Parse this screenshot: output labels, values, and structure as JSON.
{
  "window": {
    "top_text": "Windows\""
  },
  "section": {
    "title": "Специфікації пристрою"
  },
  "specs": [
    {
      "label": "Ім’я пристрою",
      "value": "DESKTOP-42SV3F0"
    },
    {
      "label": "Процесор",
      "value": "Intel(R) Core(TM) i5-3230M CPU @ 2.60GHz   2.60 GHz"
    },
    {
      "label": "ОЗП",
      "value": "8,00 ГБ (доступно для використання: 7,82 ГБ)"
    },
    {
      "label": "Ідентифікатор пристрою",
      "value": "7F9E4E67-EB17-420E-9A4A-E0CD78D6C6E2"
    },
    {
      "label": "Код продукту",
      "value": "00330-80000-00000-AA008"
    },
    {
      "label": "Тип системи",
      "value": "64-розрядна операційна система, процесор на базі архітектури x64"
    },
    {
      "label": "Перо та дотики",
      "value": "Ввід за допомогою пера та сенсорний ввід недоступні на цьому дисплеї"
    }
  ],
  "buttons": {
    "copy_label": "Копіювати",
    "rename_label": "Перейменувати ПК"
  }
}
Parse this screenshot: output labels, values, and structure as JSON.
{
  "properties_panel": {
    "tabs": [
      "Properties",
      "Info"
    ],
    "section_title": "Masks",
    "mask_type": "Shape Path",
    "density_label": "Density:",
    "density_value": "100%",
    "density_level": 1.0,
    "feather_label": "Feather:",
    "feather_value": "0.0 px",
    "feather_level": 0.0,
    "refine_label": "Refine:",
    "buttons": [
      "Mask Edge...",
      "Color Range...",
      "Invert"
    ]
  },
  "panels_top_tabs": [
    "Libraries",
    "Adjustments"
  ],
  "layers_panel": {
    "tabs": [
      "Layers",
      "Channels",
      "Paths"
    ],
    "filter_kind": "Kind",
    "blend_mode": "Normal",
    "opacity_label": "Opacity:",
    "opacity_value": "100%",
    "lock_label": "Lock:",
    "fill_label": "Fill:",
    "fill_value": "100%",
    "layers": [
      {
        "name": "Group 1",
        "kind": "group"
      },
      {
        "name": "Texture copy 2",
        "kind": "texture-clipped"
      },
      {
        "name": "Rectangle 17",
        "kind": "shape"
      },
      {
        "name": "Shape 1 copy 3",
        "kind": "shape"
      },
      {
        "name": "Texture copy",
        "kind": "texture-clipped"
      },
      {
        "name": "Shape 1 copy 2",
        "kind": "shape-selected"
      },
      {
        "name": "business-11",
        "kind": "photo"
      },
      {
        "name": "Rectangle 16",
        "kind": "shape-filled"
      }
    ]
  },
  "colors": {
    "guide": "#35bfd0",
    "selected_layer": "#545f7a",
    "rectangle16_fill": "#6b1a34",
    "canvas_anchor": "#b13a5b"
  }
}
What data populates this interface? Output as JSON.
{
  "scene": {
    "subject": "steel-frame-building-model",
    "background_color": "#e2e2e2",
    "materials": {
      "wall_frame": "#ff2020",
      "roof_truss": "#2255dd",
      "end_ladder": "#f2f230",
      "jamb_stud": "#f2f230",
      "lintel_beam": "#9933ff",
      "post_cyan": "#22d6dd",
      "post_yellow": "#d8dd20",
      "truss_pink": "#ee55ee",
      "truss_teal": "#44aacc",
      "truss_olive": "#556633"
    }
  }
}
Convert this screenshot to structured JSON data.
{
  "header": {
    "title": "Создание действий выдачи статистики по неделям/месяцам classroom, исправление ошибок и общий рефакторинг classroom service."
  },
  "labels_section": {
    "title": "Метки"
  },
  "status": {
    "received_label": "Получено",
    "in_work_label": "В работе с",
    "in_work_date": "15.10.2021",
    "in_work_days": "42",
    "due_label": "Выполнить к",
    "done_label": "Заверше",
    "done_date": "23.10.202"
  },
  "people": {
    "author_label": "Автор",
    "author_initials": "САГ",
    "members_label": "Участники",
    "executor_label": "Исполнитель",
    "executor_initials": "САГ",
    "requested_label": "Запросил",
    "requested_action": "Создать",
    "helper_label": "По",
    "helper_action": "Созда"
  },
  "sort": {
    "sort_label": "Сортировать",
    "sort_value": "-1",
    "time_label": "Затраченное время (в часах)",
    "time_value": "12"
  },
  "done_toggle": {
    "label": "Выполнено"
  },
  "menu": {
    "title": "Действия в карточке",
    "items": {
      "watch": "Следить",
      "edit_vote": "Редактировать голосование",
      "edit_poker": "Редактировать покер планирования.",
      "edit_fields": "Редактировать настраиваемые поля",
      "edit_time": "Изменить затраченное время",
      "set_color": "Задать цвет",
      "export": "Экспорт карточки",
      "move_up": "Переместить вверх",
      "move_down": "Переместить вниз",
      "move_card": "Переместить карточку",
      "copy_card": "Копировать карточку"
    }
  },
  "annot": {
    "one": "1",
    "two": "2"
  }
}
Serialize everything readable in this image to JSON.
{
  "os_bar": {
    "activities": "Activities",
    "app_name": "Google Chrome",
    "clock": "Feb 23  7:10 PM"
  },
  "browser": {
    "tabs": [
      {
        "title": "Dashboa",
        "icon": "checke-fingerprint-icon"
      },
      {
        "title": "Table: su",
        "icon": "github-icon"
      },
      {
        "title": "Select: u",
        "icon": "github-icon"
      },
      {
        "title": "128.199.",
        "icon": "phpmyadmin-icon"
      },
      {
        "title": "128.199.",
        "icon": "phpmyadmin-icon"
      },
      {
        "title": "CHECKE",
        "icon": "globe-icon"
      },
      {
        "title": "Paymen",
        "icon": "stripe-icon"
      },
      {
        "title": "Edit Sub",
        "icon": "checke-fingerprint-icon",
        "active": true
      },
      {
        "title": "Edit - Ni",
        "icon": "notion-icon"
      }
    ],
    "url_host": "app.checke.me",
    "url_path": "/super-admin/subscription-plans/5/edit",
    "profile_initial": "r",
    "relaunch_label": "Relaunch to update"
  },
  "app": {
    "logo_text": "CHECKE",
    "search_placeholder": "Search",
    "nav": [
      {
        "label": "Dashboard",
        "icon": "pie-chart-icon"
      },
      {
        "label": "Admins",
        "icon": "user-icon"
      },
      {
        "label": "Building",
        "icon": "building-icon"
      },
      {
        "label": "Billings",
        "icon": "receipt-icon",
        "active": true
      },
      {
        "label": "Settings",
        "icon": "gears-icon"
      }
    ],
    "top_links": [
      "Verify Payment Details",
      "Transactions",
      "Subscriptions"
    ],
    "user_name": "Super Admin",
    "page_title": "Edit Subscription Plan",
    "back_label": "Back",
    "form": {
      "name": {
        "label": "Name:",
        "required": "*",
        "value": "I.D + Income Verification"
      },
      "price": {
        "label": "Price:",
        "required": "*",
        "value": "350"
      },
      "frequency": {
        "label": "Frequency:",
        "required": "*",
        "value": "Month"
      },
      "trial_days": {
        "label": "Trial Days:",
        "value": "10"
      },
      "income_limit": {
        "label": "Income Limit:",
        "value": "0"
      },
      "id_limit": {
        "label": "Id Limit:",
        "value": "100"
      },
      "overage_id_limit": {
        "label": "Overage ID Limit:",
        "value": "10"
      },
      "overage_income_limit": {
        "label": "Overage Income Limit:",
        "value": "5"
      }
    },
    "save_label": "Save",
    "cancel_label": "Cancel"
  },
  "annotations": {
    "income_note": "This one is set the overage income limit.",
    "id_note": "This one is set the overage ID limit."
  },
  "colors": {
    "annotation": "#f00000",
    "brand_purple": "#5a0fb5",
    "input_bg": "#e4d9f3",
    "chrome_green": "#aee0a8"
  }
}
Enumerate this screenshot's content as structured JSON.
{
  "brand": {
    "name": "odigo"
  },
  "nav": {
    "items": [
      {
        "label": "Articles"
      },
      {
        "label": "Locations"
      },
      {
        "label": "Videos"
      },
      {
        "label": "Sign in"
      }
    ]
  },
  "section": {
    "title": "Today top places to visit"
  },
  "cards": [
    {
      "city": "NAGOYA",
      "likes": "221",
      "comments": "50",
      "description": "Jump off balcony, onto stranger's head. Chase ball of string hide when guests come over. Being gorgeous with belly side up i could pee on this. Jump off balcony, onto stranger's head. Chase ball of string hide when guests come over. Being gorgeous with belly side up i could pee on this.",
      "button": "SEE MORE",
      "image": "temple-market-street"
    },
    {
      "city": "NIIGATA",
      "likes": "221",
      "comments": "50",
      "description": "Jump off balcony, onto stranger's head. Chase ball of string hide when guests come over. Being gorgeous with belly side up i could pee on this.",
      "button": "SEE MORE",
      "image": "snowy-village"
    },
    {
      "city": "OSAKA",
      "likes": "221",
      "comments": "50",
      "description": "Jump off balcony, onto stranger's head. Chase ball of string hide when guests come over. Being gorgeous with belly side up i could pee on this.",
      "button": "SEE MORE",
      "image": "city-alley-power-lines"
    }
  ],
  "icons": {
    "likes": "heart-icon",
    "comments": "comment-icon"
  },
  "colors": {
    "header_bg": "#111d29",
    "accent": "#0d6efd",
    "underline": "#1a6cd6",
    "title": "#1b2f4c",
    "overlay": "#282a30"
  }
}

_ _ _ _

Return the lines of the records that include the string "data".

What data populates this interface? Output as JSON.
Convert this screenshot to structured JSON data.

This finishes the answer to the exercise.